>> begin Material provided

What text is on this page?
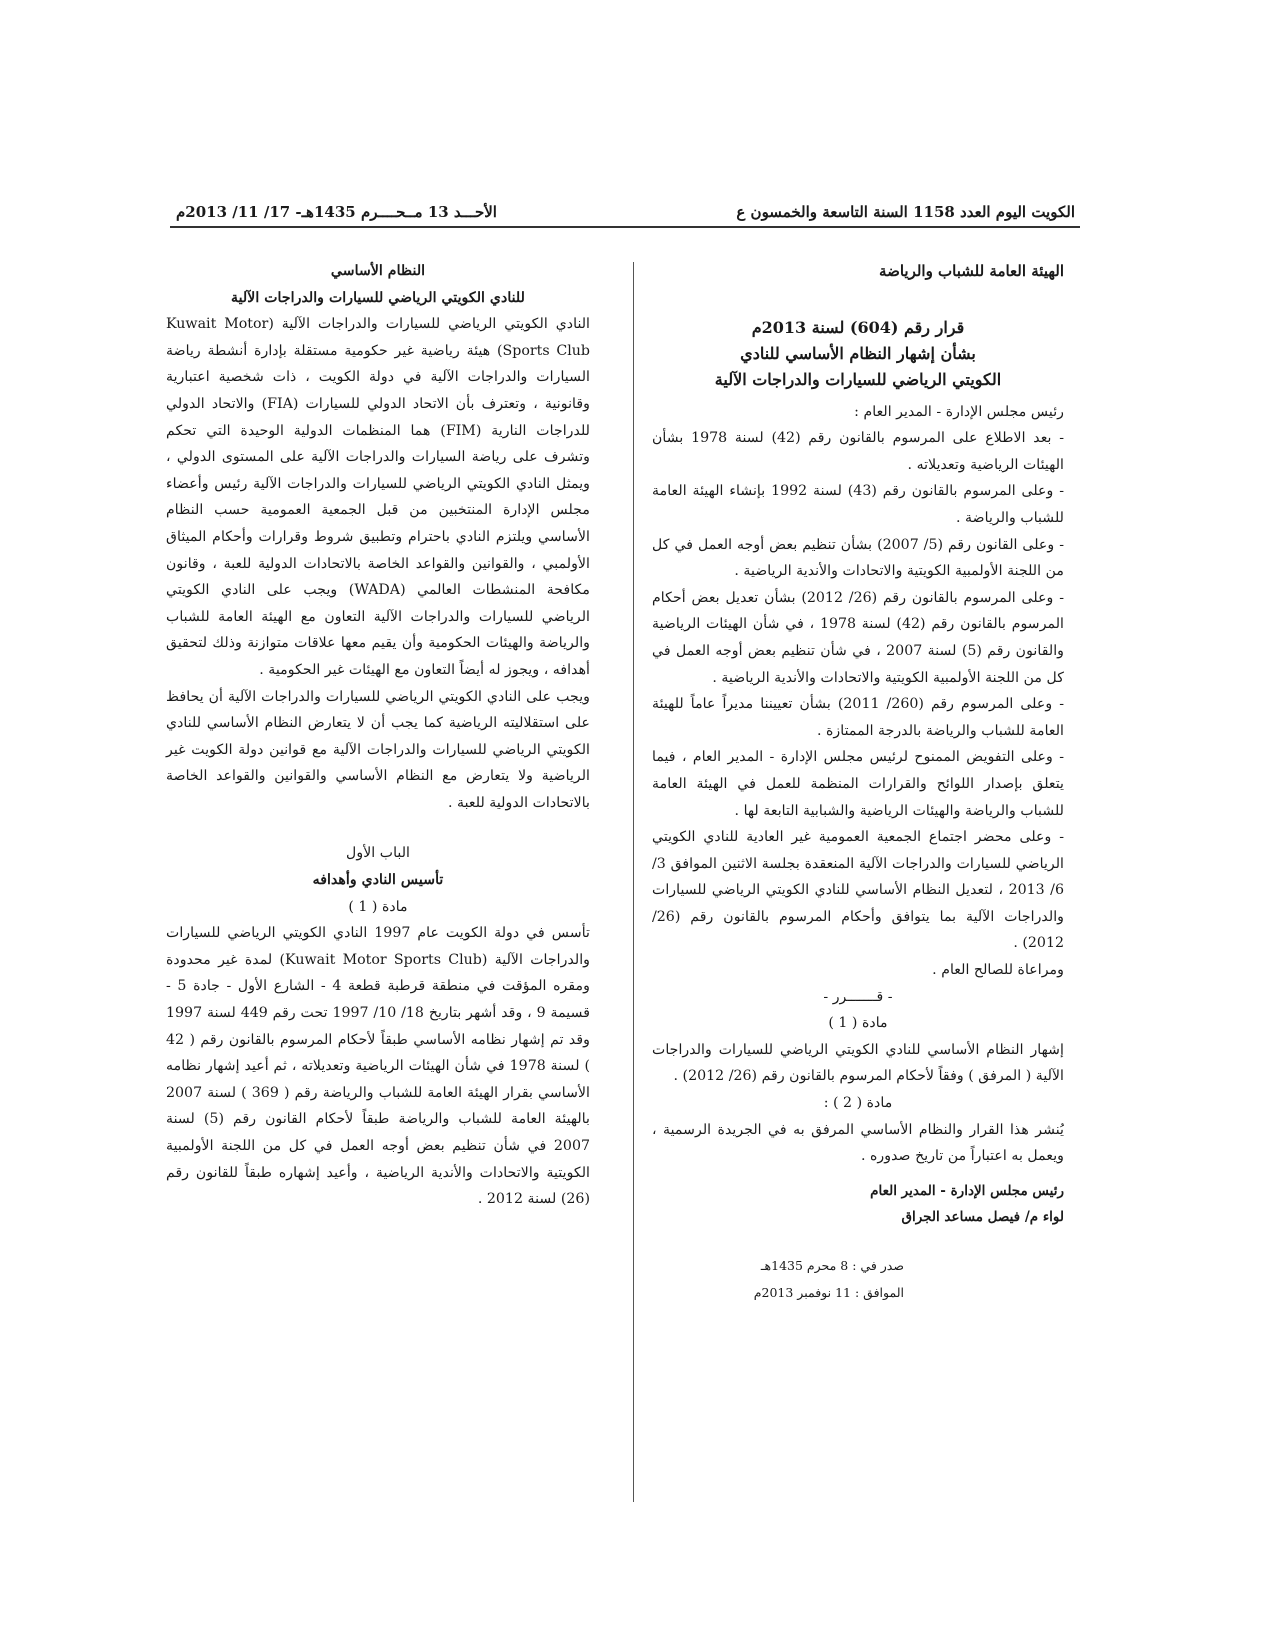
الكويت اليوم العدد 1158 السنة التاسعة والخمسون ع
الأحـــد 13 مــحــــرم 1435هـ- 17/ 11/ 2013م

الهيئة العامة للشباب والرياضة

قرار رقم (604) لسنة 2013م

بشأن إشهار النظام الأساسي للنادي

الكويتي الرياضي للسيارات والدراجات الآلية

رئيس مجلس الإدارة - المدير العام :

- بعد الاطلاع على المرسوم بالقانون رقم (42) لسنة 1978 بشأن الهيئات الرياضية وتعديلاته .

- وعلى المرسوم بالقانون رقم (43) لسنة 1992 بإنشاء الهيئة العامة للشباب والرياضة .

- وعلى القانون رقم (5/ 2007) بشأن تنظيم بعض أوجه العمل في كل من اللجنة الأولمبية الكويتية والاتحادات والأندية الرياضية .

- وعلى المرسوم بالقانون رقم (26/ 2012) بشأن تعديل بعض أحكام المرسوم بالقانون رقم (42) لسنة 1978 ، في شأن الهيئات الرياضية والقانون رقم (5) لسنة 2007 ، في شأن تنظيم بعض أوجه العمل في كل من اللجنة الأولمبية الكويتية والاتحادات والأندية الرياضية .

- وعلى المرسوم رقم (260/ 2011) بشأن تعييننا مديراً عاماً للهيئة العامة للشباب والرياضة بالدرجة الممتازة .

- وعلى التفويض الممنوح لرئيس مجلس الإدارة - المدير العام ، فيما يتعلق بإصدار اللوائح والقرارات المنظمة للعمل في الهيئة العامة للشباب والرياضة والهيئات الرياضية والشبابية التابعة لها .

- وعلى محضر اجتماع الجمعية العمومية غير العادية للنادي الكويتي الرياضي للسيارات والدراجات الآلية المنعقدة بجلسة الاثنين الموافق 3/ 6/ 2013 ، لتعديل النظام الأساسي للنادي الكويتي الرياضي للسيارات والدراجات الآلية بما يتوافق وأحكام المرسوم بالقانون رقم (26/ 2012) .

ومراعاة للصالح العام .

- قـــــــرر -

مادة ( 1 )

إشهار النظام الأساسي للنادي الكويتي الرياضي للسيارات والدراجات الآلية ( المرفق ) وفقاً لأحكام المرسوم بالقانون رقم (26/ 2012) .

مادة ( 2 ) :

يُنشر هذا القرار والنظام الأساسي المرفق به في الجريدة الرسمية ، ويعمل به اعتباراً من تاريخ صدوره .

رئيس مجلس الإدارة - المدير العام

لواء م/ فيصل مساعد الجراق

صدر في : 8 محرم 1435هـ

الموافق : 11 نوفمبر 2013م

النظام الأساسي

للنادي الكويتي الرياضي للسيارات والدراجات الآلية

النادي الكويتي الرياضي للسيارات والدراجات الآلية (Kuwait Motor Sports Club) هيئة رياضية غير حكومية مستقلة بإدارة أنشطة رياضة السيارات والدراجات الآلية في دولة الكويت ، ذات شخصية اعتبارية وقانونية ، وتعترف بأن الاتحاد الدولي للسيارات (FIA) والاتحاد الدولي للدراجات النارية (FIM) هما المنظمات الدولية الوحيدة التي تحكم وتشرف على رياضة السيارات والدراجات الآلية على المستوى الدولي ، ويمثل النادي الكويتي الرياضي للسيارات والدراجات الآلية رئيس وأعضاء مجلس الإدارة المنتخبين من قبل الجمعية العمومية حسب النظام الأساسي ويلتزم النادي باحترام وتطبيق شروط وقرارات وأحكام الميثاق الأولمبي ، والقوانين والقواعد الخاصة بالاتحادات الدولية للعبة ، وقانون مكافحة المنشطات العالمي (WADA) ويجب على النادي الكويتي الرياضي للسيارات والدراجات الآلية التعاون مع الهيئة العامة للشباب والرياضة والهيئات الحكومية وأن يقيم معها علاقات متوازنة وذلك لتحقيق أهدافه ، ويجوز له أيضاً التعاون مع الهيئات غير الحكومية .

ويجب على النادي الكويتي الرياضي للسيارات والدراجات الآلية أن يحافظ على استقلاليته الرياضية كما يجب أن لا يتعارض النظام الأساسي للنادي الكويتي الرياضي للسيارات والدراجات الآلية مع قوانين دولة الكويت غير الرياضية ولا يتعارض مع النظام الأساسي والقوانين والقواعد الخاصة بالاتحادات الدولية للعبة .

الباب الأول

تأسيس النادي وأهدافه

مادة ( 1 )

تأسس في دولة الكويت عام 1997 النادي الكويتي الرياضي للسيارات والدراجات الآلية (Kuwait Motor Sports Club) لمدة غير محدودة ومقره المؤقت في منطقة قرطبة قطعة 4 - الشارع الأول - جادة 5 - قسيمة 9 ، وقد أشهر بتاريخ 18/ 10/ 1997 تحت رقم 449 لسنة 1997 وقد تم إشهار نظامه الأساسي طبقاً لأحكام المرسوم بالقانون رقم ( 42 ) لسنة 1978 في شأن الهيئات الرياضية وتعديلاته ، ثم أعيد إشهار نظامه الأساسي بقرار الهيئة العامة للشباب والرياضة رقم ( 369 ) لسنة 2007 بالهيئة العامة للشباب والرياضة طبقاً لأحكام القانون رقم (5) لسنة 2007 في شأن تنظيم بعض أوجه العمل في كل من اللجنة الأولمبية الكويتية والاتحادات والأندية الرياضية ، وأعيد إشهاره طبقاً للقانون رقم (26) لسنة 2012 .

>> end Material provided

§ **The task**: Of the lines above, how many hold the string "النادي"? Answer with only the number.

§ **Result**: 4